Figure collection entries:
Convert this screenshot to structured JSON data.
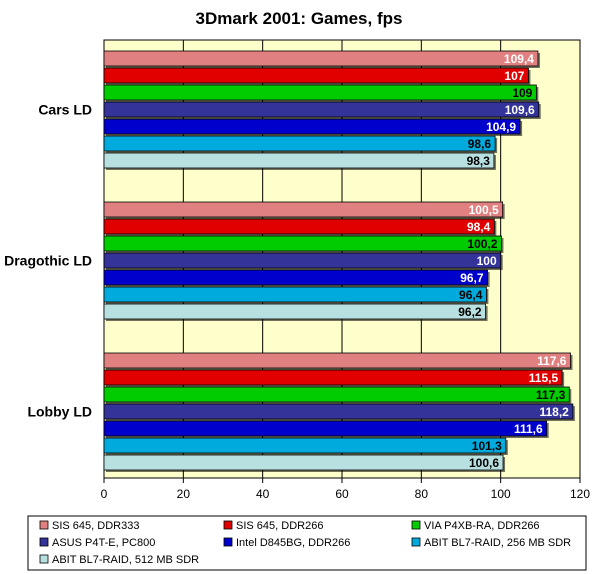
{
  "chart_data": {
    "type": "bar",
    "orientation": "horizontal",
    "title": "3Dmark 2001: Games, fps",
    "xlabel": "",
    "ylabel": "",
    "xlim": [
      0,
      120
    ],
    "x_ticks": [
      0,
      20,
      40,
      60,
      80,
      100,
      120
    ],
    "grid": true,
    "legend_position": "bottom",
    "plot_background": "#FFFFCC",
    "categories": [
      "Cars LD",
      "Dragothic LD",
      "Lobby LD"
    ],
    "series": [
      {
        "name": "SIS 645, DDR333",
        "color": "#E08080",
        "values": [
          109.4,
          100.5,
          117.6
        ],
        "labels": [
          "109,4",
          "100,5",
          "117,6"
        ],
        "label_color": "#ffffff"
      },
      {
        "name": "SIS 645, DDR266",
        "color": "#E00000",
        "values": [
          107,
          98.4,
          115.5
        ],
        "labels": [
          "107",
          "98,4",
          "115,5"
        ],
        "label_color": "#ffffff"
      },
      {
        "name": "VIA P4XB-RA, DDR266",
        "color": "#00CC00",
        "values": [
          109,
          100.2,
          117.3
        ],
        "labels": [
          "109",
          "100,2",
          "117,3"
        ],
        "label_color": "#000000"
      },
      {
        "name": "ASUS P4T-E, PC800",
        "color": "#333399",
        "values": [
          109.6,
          100,
          118.2
        ],
        "labels": [
          "109,6",
          "100",
          "118,2"
        ],
        "label_color": "#ffffff"
      },
      {
        "name": "Intel D845BG, DDR266",
        "color": "#0000CC",
        "values": [
          104.9,
          96.7,
          111.6
        ],
        "labels": [
          "104,9",
          "96,7",
          "111,6"
        ],
        "label_color": "#ffffff"
      },
      {
        "name": "ABIT BL7-RAID, 256 MB SDR",
        "color": "#00AADD",
        "values": [
          98.6,
          96.4,
          101.3
        ],
        "labels": [
          "98,6",
          "96,4",
          "101,3"
        ],
        "label_color": "#000000"
      },
      {
        "name": "ABIT BL7-RAID, 512 MB SDR",
        "color": "#B8E0E0",
        "values": [
          98.3,
          96.2,
          100.6
        ],
        "labels": [
          "98,3",
          "96,2",
          "100,6"
        ],
        "label_color": "#000000"
      }
    ]
  }
}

▶ Problem requirements
Search the listing for the word "name" and return each line that holds it.

▶ Output for this task
        "name": "SIS 645, DDR333",
        "name": "SIS 645, DDR266",
        "name": "VIA P4XB-RA, DDR266",
        "name": "ASUS P4T-E, PC800",
        "name": "Intel D845BG, DDR266",
        "name": "ABIT BL7-RAID, 256 MB SDR",
        "name": "ABIT BL7-RAID, 512 MB SDR",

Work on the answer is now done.